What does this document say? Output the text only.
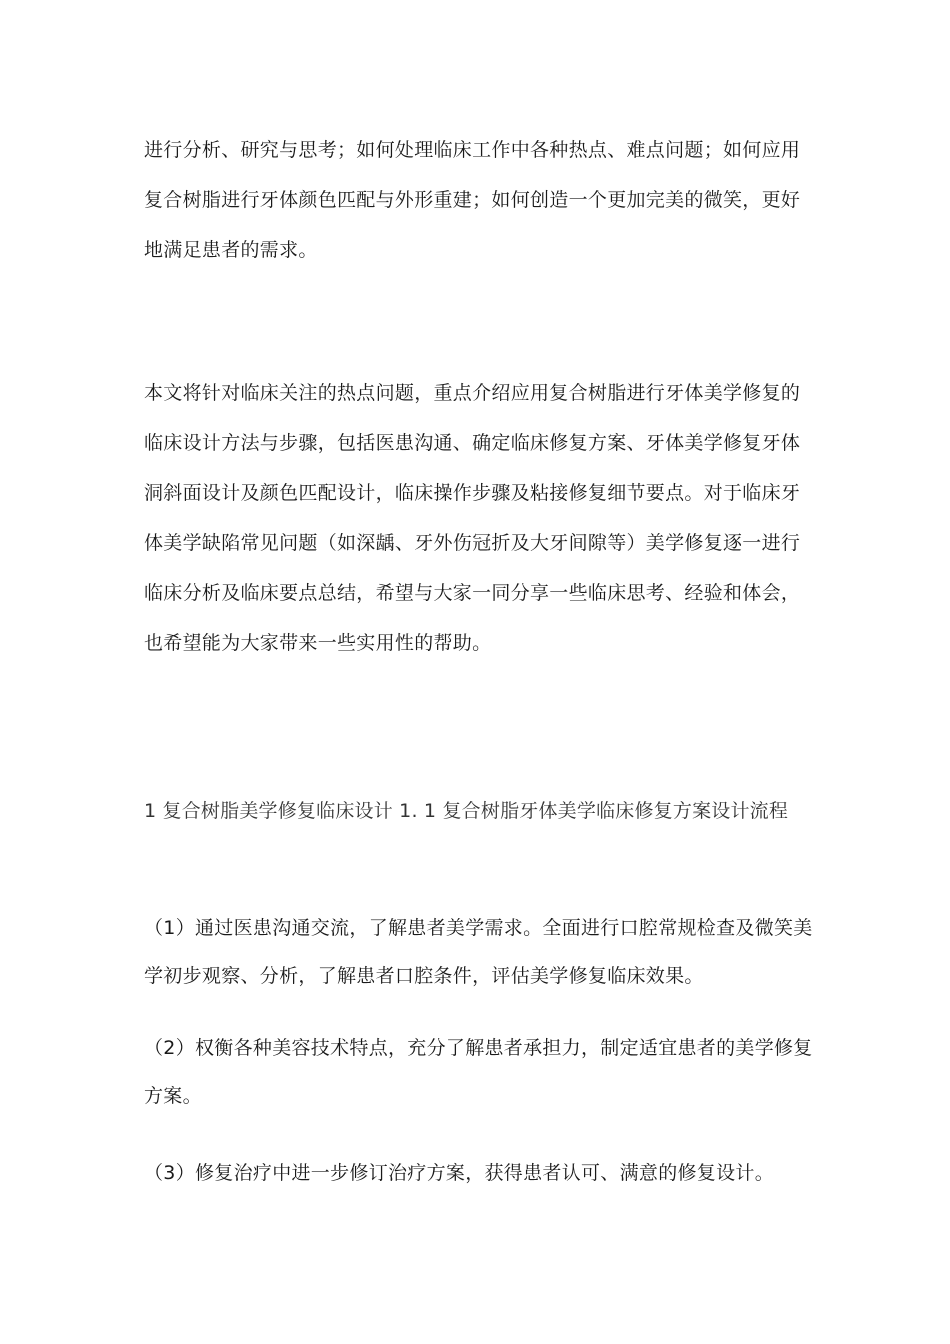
进行分析、研究与思考；如何处理临床工作中各种热点、难点问题；如何应用
复合树脂进行牙体颜色匹配与外形重建；如何创造一个更加完美的微笑，更好
地满足患者的需求。
本文将针对临床关注的热点问题，重点介绍应用复合树脂进行牙体美学修复的
临床设计方法与步骤，包括医患沟通、确定临床修复方案、牙体美学修复牙体
洞斜面设计及颜色匹配设计，临床操作步骤及粘接修复细节要点。对于临床牙
体美学缺陷常见问题（如深龋、牙外伤冠折及大牙间隙等）美学修复逐一进行
临床分析及临床要点总结，希望与大家一同分享一些临床思考、经验和体会，
也希望能为大家带来一些实用性的帮助。
1 复合树脂美学修复临床设计 1. 1 复合树脂牙体美学临床修复方案设计流程
（1）通过医患沟通交流，了解患者美学需求。全面进行口腔常规检查及微笑美
学初步观察、分析，了解患者口腔条件，评估美学修复临床效果。
（2）权衡各种美容技术特点，充分了解患者承担力，制定适宜患者的美学修复
方案。
（3）修复治疗中进一步修订治疗方案，获得患者认可、满意的修复设计。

+ + + + +

### Goal of the exercise
Your copy of the data should match it exactly, except that pictures are left out.

### Task response
What does this document say? Output the text only.
进行分析、研究与思考；如何处理临床工作中各种热点、难点问题；如何应用
复合树脂进行牙体颜色匹配与外形重建；如何创造一个更加完美的微笑，更好
地满足患者的需求。
本文将针对临床关注的热点问题，重点介绍应用复合树脂进行牙体美学修复的
临床设计方法与步骤，包括医患沟通、确定临床修复方案、牙体美学修复牙体
洞斜面设计及颜色匹配设计，临床操作步骤及粘接修复细节要点。对于临床牙
体美学缺陷常见问题（如深龋、牙外伤冠折及大牙间隙等）美学修复逐一进行
临床分析及临床要点总结，希望与大家一同分享一些临床思考、经验和体会，
也希望能为大家带来一些实用性的帮助。
1 复合树脂美学修复临床设计 1. 1 复合树脂牙体美学临床修复方案设计流程
（1）通过医患沟通交流，了解患者美学需求。全面进行口腔常规检查及微笑美
学初步观察、分析，了解患者口腔条件，评估美学修复临床效果。
（2）权衡各种美容技术特点，充分了解患者承担力，制定适宜患者的美学修复
方案。
（3）修复治疗中进一步修订治疗方案，获得患者认可、满意的修复设计。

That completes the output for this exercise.